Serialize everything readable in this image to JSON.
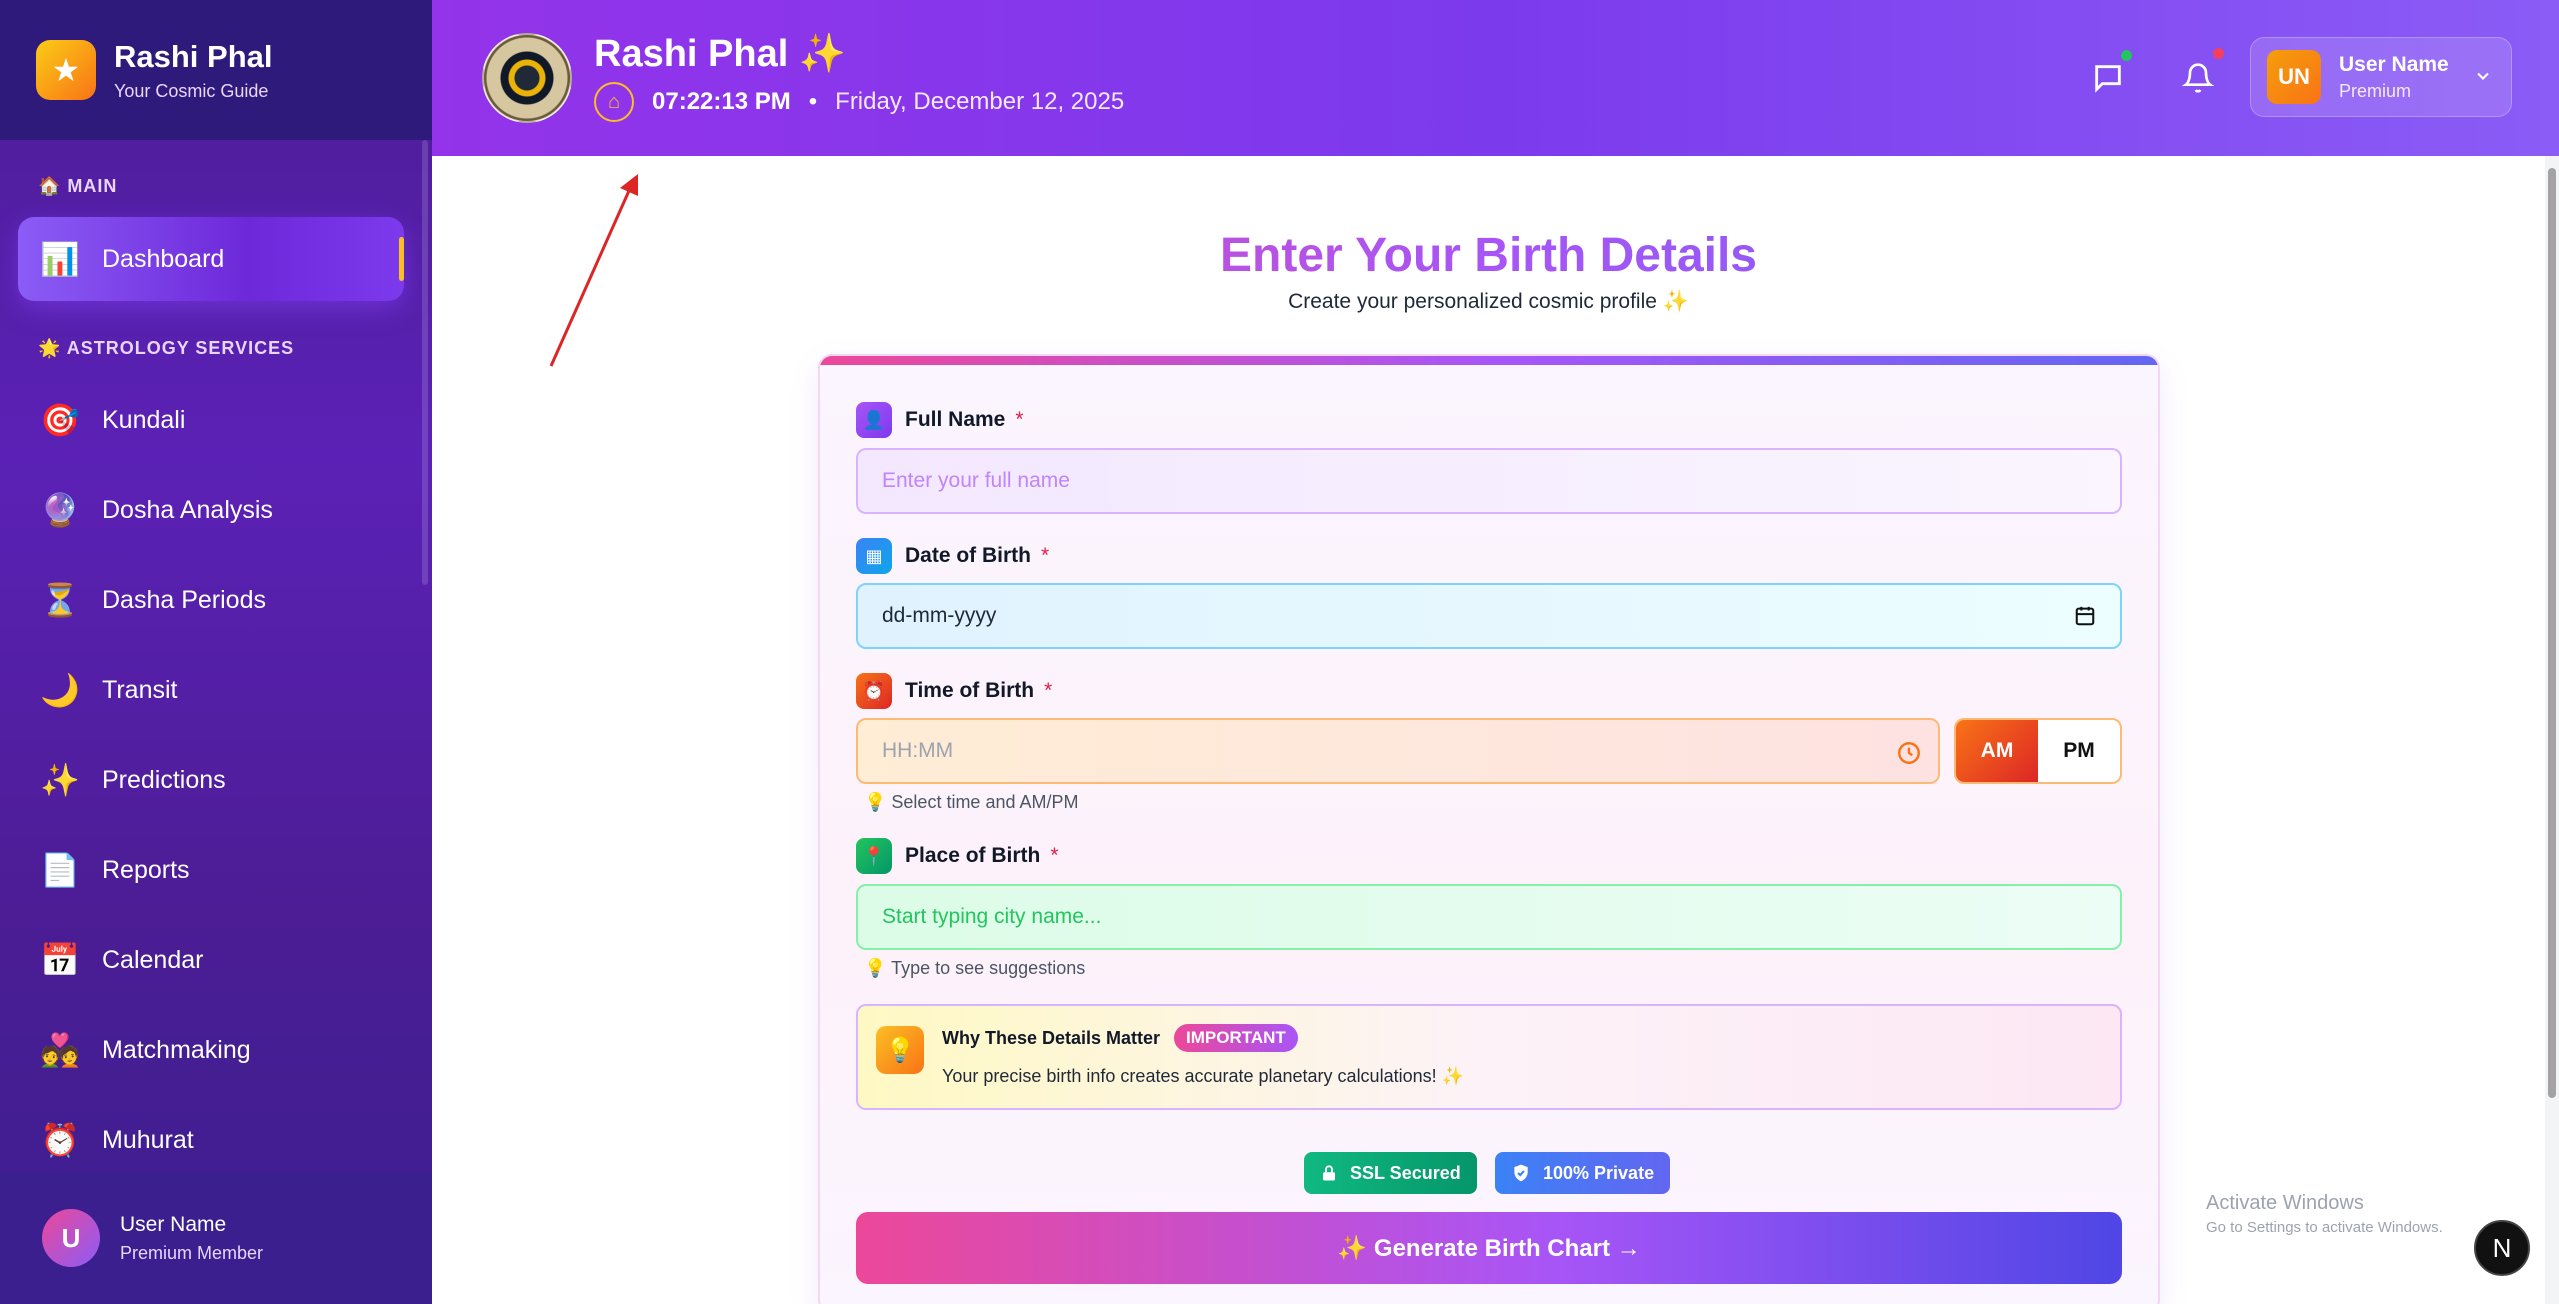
{
  "brand": {
    "title": "Rashi Phal",
    "subtitle": "Your Cosmic Guide"
  },
  "sidebar": {
    "section_main": "🏠 MAIN",
    "section_services": "🌟 ASTROLOGY SERVICES",
    "items": [
      {
        "label": "Dashboard",
        "icon": "📊",
        "icon_name": "bar-chart-icon"
      },
      {
        "label": "Kundali",
        "icon": "🎯",
        "icon_name": "target-icon"
      },
      {
        "label": "Dosha Analysis",
        "icon": "🔮",
        "icon_name": "crystal-ball-icon"
      },
      {
        "label": "Dasha Periods",
        "icon": "⏳",
        "icon_name": "hourglass-icon"
      },
      {
        "label": "Transit",
        "icon": "🌙",
        "icon_name": "moon-icon"
      },
      {
        "label": "Predictions",
        "icon": "✨",
        "icon_name": "sparkles-icon"
      },
      {
        "label": "Reports",
        "icon": "📄",
        "icon_name": "document-icon"
      },
      {
        "label": "Calendar",
        "icon": "📅",
        "icon_name": "calendar-icon"
      },
      {
        "label": "Matchmaking",
        "icon": "💑",
        "icon_name": "couple-icon"
      },
      {
        "label": "Muhurat",
        "icon": "⏰",
        "icon_name": "alarm-clock-icon"
      }
    ],
    "user": {
      "initial": "U",
      "name": "User Name",
      "role": "Premium Member"
    }
  },
  "header": {
    "title": "Rashi Phal ✨",
    "time": "07:22:13 PM",
    "separator": "•",
    "date": "Friday, December 12, 2025",
    "user": {
      "initials": "UN",
      "name": "User Name",
      "plan": "Premium"
    },
    "colors": {
      "chat_badge": "#22c55e",
      "notification_badge": "#f43f5e"
    }
  },
  "form": {
    "heading": "Enter Your Birth Details",
    "subheading": "Create your personalized cosmic profile ✨",
    "full_name": {
      "label": "Full Name",
      "required": "*",
      "placeholder": "Enter your full name"
    },
    "dob": {
      "label": "Date of Birth",
      "required": "*",
      "placeholder": "dd-mm-yyyy"
    },
    "tob": {
      "label": "Time of Birth",
      "required": "*",
      "placeholder": "HH:MM",
      "am": "AM",
      "pm": "PM",
      "selected": "AM",
      "hint": "💡  Select time and AM/PM"
    },
    "pob": {
      "label": "Place of Birth",
      "required": "*",
      "placeholder": "Start typing city name...",
      "hint": "💡  Type to see suggestions"
    },
    "info": {
      "title": "Why These Details Matter",
      "badge": "IMPORTANT",
      "text": "Your precise birth info creates accurate planetary calculations! ✨"
    },
    "trust": {
      "ssl": "SSL Secured",
      "private": "100% Private"
    },
    "submit": "✨  Generate Birth Chart  →"
  },
  "watermark": {
    "title": "Activate Windows",
    "subtitle": "Go to Settings to activate Windows."
  },
  "floating_badge": "N"
}
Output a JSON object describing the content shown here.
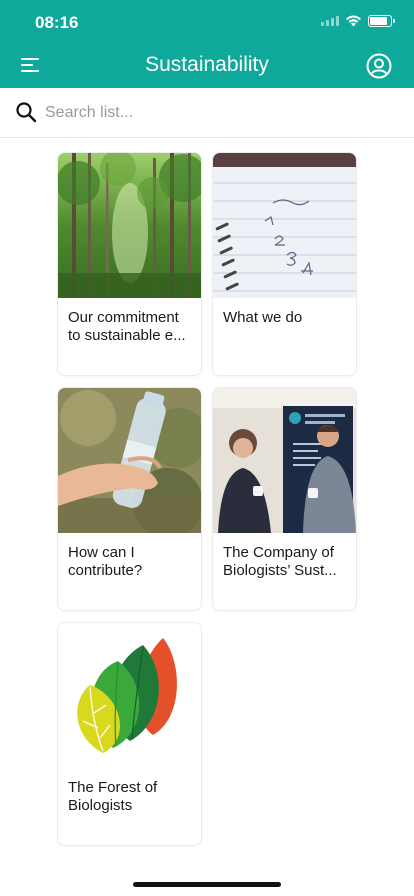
{
  "status_bar": {
    "time": "08:16",
    "battery_level": 0.9,
    "signal_icon": "signal-icon",
    "wifi_icon": "wifi-icon",
    "battery_icon": "battery-icon"
  },
  "header": {
    "title": "Sustainability",
    "menu_icon": "menu-icon",
    "profile_icon": "profile-icon",
    "background_color": "#0fa99b"
  },
  "search": {
    "placeholder": "Search list...",
    "value": "",
    "icon": "search-icon"
  },
  "cards": [
    {
      "title": "Our commitment to sustainable e...",
      "image": "forest-photo"
    },
    {
      "title": "What we do",
      "image": "notebook-photo"
    },
    {
      "title": "How can I contribute?",
      "image": "water-bottle-photo"
    },
    {
      "title": "The Company of Biologists’ Sust...",
      "image": "conference-photo"
    },
    {
      "title": "The Forest of Biologists",
      "image": "leaves-logo"
    }
  ]
}
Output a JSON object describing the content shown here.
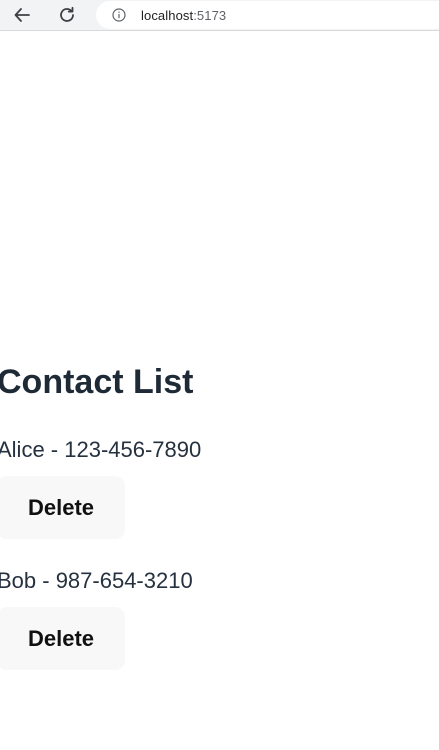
{
  "browser": {
    "url_host": "localhost",
    "url_port": ":5173",
    "icons": {
      "back": "back-arrow-icon",
      "reload": "reload-icon",
      "info": "info-icon"
    }
  },
  "main": {
    "title": "Contact List",
    "contacts": [
      {
        "text": "Alice - 123-456-7890",
        "delete_label": "Delete"
      },
      {
        "text": "Bob - 987-654-3210",
        "delete_label": "Delete"
      }
    ]
  },
  "colors": {
    "heading": "#1f2a37",
    "body_text": "#263140",
    "button_bg": "#f8f8f8",
    "button_text": "#111111"
  }
}
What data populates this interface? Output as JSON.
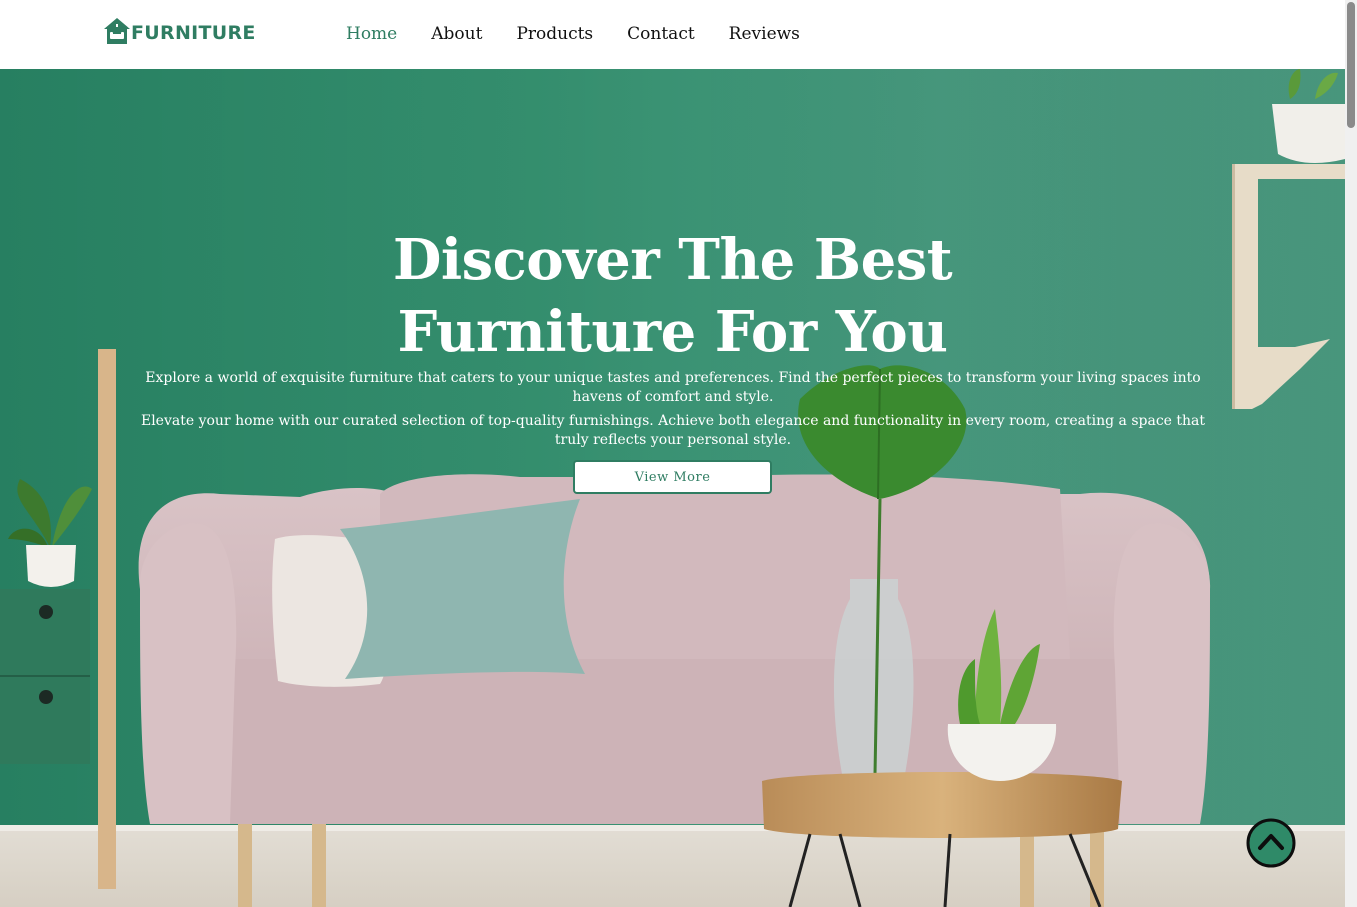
{
  "brand": {
    "name": "FURNITURE",
    "logo_icon": "house-sofa-icon",
    "color": "#2f7d62"
  },
  "nav": {
    "items": [
      {
        "label": "Home",
        "active": true
      },
      {
        "label": "About",
        "active": false
      },
      {
        "label": "Products",
        "active": false
      },
      {
        "label": "Contact",
        "active": false
      },
      {
        "label": "Reviews",
        "active": false
      }
    ]
  },
  "hero": {
    "title_line1": "Discover The Best",
    "title_line2": "Furniture For You",
    "desc1": "Explore a world of exquisite furniture that caters to your unique tastes and preferences. Find the perfect pieces to transform your living spaces into havens of comfort and style.",
    "desc2": "Elevate your home with our curated selection of top-quality furnishings. Achieve both elegance and functionality in every room, creating a space that truly reflects your personal style.",
    "button_label": "View More",
    "background_color": "#35906f"
  },
  "back_to_top": {
    "icon": "chevron-up-circle-icon"
  }
}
= = =
Work to complete:
Reproduce the entries above exactly. Do not include the images.

Answer for the task:
Serialize everything readable in this image to JSON.
{
  "brand": {
    "title": "Rashi Phal",
    "subtitle": "Your Cosmic Guide"
  },
  "sidebar": {
    "section_main": "🏠 MAIN",
    "section_services": "🌟 ASTROLOGY SERVICES",
    "items": [
      {
        "label": "Dashboard",
        "icon": "📊",
        "icon_name": "bar-chart-icon"
      },
      {
        "label": "Kundali",
        "icon": "🎯",
        "icon_name": "target-icon"
      },
      {
        "label": "Dosha Analysis",
        "icon": "🔮",
        "icon_name": "crystal-ball-icon"
      },
      {
        "label": "Dasha Periods",
        "icon": "⏳",
        "icon_name": "hourglass-icon"
      },
      {
        "label": "Transit",
        "icon": "🌙",
        "icon_name": "moon-icon"
      },
      {
        "label": "Predictions",
        "icon": "✨",
        "icon_name": "sparkles-icon"
      },
      {
        "label": "Reports",
        "icon": "📄",
        "icon_name": "document-icon"
      },
      {
        "label": "Calendar",
        "icon": "📅",
        "icon_name": "calendar-icon"
      },
      {
        "label": "Matchmaking",
        "icon": "💑",
        "icon_name": "couple-icon"
      },
      {
        "label": "Muhurat",
        "icon": "⏰",
        "icon_name": "alarm-clock-icon"
      }
    ],
    "user": {
      "initial": "U",
      "name": "User Name",
      "role": "Premium Member"
    }
  },
  "header": {
    "title": "Rashi Phal ✨",
    "time": "07:22:13 PM",
    "separator": "•",
    "date": "Friday, December 12, 2025",
    "user": {
      "initials": "UN",
      "name": "User Name",
      "plan": "Premium"
    },
    "colors": {
      "chat_badge": "#22c55e",
      "notification_badge": "#f43f5e"
    }
  },
  "form": {
    "heading": "Enter Your Birth Details",
    "subheading": "Create your personalized cosmic profile ✨",
    "full_name": {
      "label": "Full Name",
      "required": "*",
      "placeholder": "Enter your full name"
    },
    "dob": {
      "label": "Date of Birth",
      "required": "*",
      "placeholder": "dd-mm-yyyy"
    },
    "tob": {
      "label": "Time of Birth",
      "required": "*",
      "placeholder": "HH:MM",
      "am": "AM",
      "pm": "PM",
      "selected": "AM",
      "hint": "💡  Select time and AM/PM"
    },
    "pob": {
      "label": "Place of Birth",
      "required": "*",
      "placeholder": "Start typing city name...",
      "hint": "💡  Type to see suggestions"
    },
    "info": {
      "title": "Why These Details Matter",
      "badge": "IMPORTANT",
      "text": "Your precise birth info creates accurate planetary calculations! ✨"
    },
    "trust": {
      "ssl": "SSL Secured",
      "private": "100% Private"
    },
    "submit": "✨  Generate Birth Chart  →"
  },
  "watermark": {
    "title": "Activate Windows",
    "subtitle": "Go to Settings to activate Windows."
  },
  "floating_badge": "N"
}
Output a JSON object describing the content shown here.
{
  "status_bar": {
    "time": "08:16",
    "battery_level": 0.9,
    "signal_icon": "signal-icon",
    "wifi_icon": "wifi-icon",
    "battery_icon": "battery-icon"
  },
  "header": {
    "title": "Sustainability",
    "menu_icon": "menu-icon",
    "profile_icon": "profile-icon",
    "background_color": "#0fa99b"
  },
  "search": {
    "placeholder": "Search list...",
    "value": "",
    "icon": "search-icon"
  },
  "cards": [
    {
      "title": "Our commitment to sustainable e...",
      "image": "forest-photo"
    },
    {
      "title": "What we do",
      "image": "notebook-photo"
    },
    {
      "title": "How can I contribute?",
      "image": "water-bottle-photo"
    },
    {
      "title": "The Company of Biologists’ Sust...",
      "image": "conference-photo"
    },
    {
      "title": "The Forest of Biologists",
      "image": "leaves-logo"
    }
  ]
}
Output a JSON object describing the content shown here.
{
  "browser": {
    "url_host": "localhost",
    "url_port": ":5173",
    "icons": {
      "back": "back-arrow-icon",
      "reload": "reload-icon",
      "info": "info-icon"
    }
  },
  "main": {
    "title": "Contact List",
    "contacts": [
      {
        "text": "Alice - 123-456-7890",
        "delete_label": "Delete"
      },
      {
        "text": "Bob - 987-654-3210",
        "delete_label": "Delete"
      }
    ]
  },
  "colors": {
    "heading": "#1f2a37",
    "body_text": "#263140",
    "button_bg": "#f8f8f8",
    "button_text": "#111111"
  }
}
What data populates this interface? Output as JSON.
{
  "brand": {
    "name": "FURNITURE",
    "logo_icon": "house-sofa-icon",
    "color": "#2f7d62"
  },
  "nav": {
    "items": [
      {
        "label": "Home",
        "active": true
      },
      {
        "label": "About",
        "active": false
      },
      {
        "label": "Products",
        "active": false
      },
      {
        "label": "Contact",
        "active": false
      },
      {
        "label": "Reviews",
        "active": false
      }
    ]
  },
  "hero": {
    "title_line1": "Discover The Best",
    "title_line2": "Furniture For You",
    "desc1": "Explore a world of exquisite furniture that caters to your unique tastes and preferences. Find the perfect pieces to transform your living spaces into havens of comfort and style.",
    "desc2": "Elevate your home with our curated selection of top-quality furnishings. Achieve both elegance and functionality in every room, creating a space that truly reflects your personal style.",
    "button_label": "View More",
    "background_color": "#35906f"
  },
  "back_to_top": {
    "icon": "chevron-up-circle-icon"
  }
}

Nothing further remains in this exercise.